**WORK TO DO**: Gather each line containing the string "What" from these entries.

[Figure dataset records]
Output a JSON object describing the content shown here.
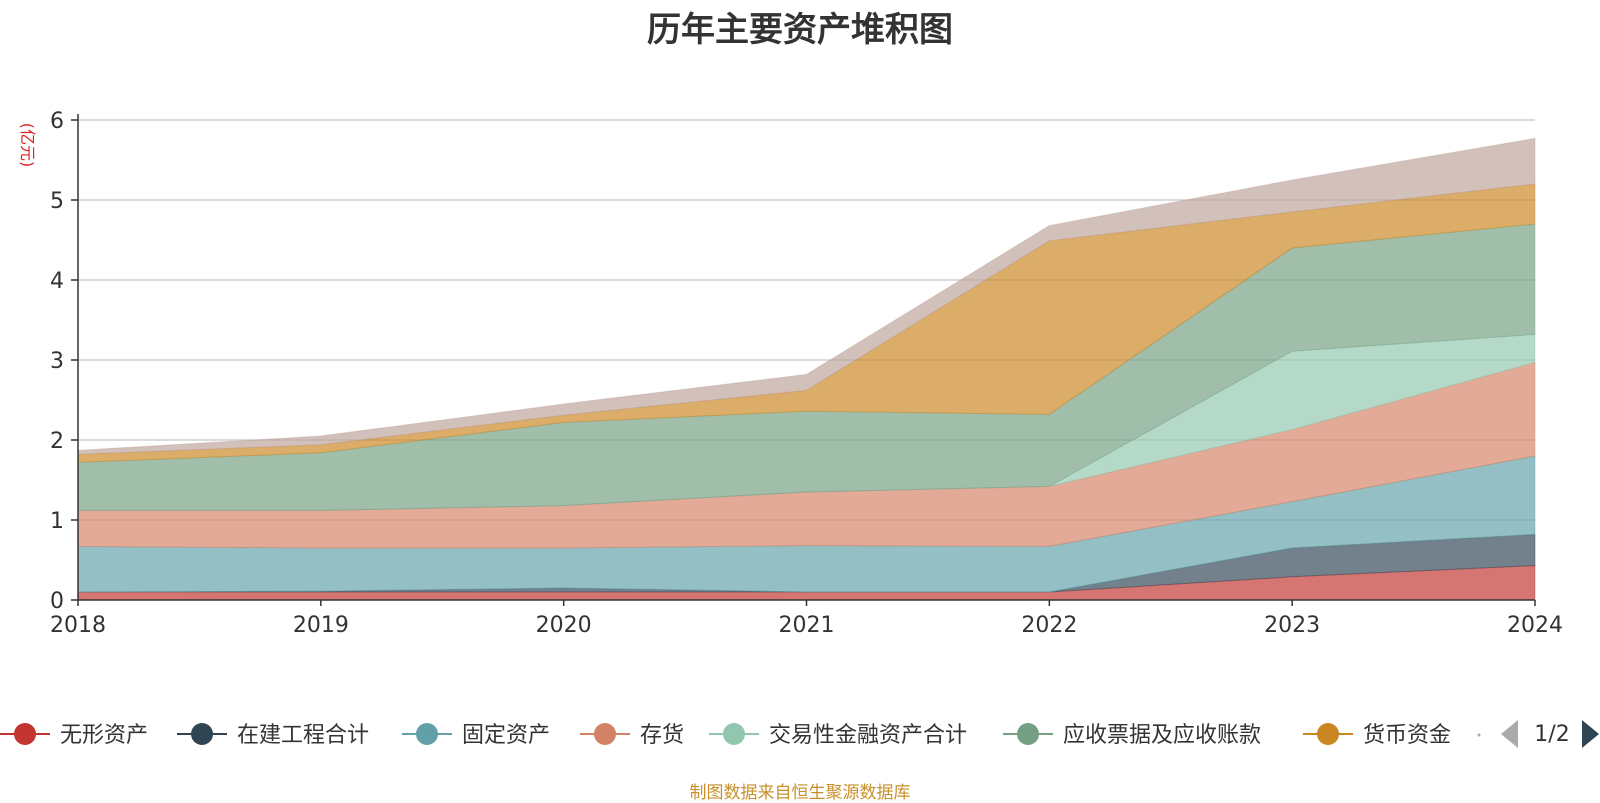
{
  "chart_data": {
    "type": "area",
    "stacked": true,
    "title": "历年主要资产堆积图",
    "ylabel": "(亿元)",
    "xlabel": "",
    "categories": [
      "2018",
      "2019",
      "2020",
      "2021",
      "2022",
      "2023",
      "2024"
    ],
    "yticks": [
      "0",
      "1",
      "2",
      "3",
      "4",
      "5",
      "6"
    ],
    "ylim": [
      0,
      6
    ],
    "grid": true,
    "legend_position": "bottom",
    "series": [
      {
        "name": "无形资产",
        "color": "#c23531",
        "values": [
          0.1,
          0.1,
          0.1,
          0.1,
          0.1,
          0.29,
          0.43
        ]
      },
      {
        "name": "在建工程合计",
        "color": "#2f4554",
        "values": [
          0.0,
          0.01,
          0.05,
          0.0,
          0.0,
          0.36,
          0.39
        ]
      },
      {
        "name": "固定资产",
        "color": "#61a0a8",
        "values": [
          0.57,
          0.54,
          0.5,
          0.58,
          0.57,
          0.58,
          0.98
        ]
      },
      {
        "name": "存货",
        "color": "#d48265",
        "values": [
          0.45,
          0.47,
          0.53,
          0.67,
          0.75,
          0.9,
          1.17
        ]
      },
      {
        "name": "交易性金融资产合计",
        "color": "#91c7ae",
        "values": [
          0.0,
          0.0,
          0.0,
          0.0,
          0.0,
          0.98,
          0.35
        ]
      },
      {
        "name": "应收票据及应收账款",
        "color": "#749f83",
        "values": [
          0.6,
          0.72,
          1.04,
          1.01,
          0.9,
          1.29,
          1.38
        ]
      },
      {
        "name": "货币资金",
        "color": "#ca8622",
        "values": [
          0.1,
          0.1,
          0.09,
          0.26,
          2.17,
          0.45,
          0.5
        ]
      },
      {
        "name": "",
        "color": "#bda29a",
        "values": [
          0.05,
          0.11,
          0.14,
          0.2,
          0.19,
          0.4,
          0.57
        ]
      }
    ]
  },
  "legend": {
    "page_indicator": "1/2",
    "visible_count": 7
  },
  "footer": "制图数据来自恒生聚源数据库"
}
---
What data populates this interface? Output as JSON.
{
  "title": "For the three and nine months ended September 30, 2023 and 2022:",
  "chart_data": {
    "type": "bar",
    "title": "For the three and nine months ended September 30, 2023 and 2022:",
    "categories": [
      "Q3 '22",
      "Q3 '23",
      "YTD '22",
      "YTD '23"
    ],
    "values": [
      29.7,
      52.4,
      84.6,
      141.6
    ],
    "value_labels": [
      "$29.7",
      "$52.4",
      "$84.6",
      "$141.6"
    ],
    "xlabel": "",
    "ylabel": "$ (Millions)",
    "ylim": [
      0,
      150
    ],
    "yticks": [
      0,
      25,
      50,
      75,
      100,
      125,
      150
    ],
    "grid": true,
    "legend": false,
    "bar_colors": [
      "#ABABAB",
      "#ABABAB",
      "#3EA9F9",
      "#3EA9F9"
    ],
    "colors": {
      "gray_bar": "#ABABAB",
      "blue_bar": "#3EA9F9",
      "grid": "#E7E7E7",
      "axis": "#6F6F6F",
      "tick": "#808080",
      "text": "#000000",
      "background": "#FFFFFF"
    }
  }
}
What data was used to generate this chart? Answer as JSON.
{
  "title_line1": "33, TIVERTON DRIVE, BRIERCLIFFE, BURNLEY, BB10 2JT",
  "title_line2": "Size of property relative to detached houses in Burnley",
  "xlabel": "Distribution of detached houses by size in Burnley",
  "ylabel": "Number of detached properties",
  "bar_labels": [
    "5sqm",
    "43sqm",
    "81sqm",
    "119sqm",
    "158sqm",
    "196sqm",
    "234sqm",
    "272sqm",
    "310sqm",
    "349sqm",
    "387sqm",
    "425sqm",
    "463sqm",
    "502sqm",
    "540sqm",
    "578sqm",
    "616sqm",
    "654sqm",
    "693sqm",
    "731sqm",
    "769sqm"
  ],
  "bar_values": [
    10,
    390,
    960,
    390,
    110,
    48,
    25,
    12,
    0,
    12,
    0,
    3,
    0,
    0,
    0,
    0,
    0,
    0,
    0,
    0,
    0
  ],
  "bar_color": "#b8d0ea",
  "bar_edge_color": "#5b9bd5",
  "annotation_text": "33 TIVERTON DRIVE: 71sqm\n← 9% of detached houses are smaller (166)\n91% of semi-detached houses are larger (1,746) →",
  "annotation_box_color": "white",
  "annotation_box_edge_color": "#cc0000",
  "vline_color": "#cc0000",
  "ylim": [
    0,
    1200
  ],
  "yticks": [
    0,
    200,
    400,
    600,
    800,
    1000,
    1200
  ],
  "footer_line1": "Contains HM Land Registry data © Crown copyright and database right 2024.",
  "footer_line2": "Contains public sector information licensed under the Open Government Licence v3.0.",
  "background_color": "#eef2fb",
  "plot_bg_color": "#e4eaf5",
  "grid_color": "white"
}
==
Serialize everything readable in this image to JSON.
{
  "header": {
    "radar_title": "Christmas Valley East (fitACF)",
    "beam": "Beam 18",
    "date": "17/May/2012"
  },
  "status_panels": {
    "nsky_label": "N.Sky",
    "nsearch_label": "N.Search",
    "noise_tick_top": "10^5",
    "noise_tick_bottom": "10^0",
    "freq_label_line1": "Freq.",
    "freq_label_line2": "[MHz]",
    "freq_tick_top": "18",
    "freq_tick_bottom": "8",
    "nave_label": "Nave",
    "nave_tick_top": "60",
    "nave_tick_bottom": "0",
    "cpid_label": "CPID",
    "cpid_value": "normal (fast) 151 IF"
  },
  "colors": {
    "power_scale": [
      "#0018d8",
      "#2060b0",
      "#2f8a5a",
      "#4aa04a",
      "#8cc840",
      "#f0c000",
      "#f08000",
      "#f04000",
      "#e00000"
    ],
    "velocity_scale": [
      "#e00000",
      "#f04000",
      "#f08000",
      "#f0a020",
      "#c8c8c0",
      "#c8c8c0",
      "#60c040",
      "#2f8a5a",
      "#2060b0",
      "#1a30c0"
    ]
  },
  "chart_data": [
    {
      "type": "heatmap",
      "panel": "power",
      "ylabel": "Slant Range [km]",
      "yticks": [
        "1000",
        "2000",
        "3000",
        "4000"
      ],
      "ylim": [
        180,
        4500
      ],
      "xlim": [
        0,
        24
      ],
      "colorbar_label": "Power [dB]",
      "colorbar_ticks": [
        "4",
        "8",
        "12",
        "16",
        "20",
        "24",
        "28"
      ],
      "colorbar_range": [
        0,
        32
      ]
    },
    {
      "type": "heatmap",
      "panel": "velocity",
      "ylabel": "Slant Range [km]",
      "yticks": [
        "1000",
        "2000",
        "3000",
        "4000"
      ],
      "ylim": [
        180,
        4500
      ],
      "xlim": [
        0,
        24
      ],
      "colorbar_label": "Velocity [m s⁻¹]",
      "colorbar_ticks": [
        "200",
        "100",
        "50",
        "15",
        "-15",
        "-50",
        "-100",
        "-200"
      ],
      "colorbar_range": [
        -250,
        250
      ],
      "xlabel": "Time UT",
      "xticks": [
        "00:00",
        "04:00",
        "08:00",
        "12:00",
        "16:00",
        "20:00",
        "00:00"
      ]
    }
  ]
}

**ANSWER FOR THIS EXERCISE**:
What data populates this interface? Output as JSON.
What data was used to generate this chart? Answer as JSON.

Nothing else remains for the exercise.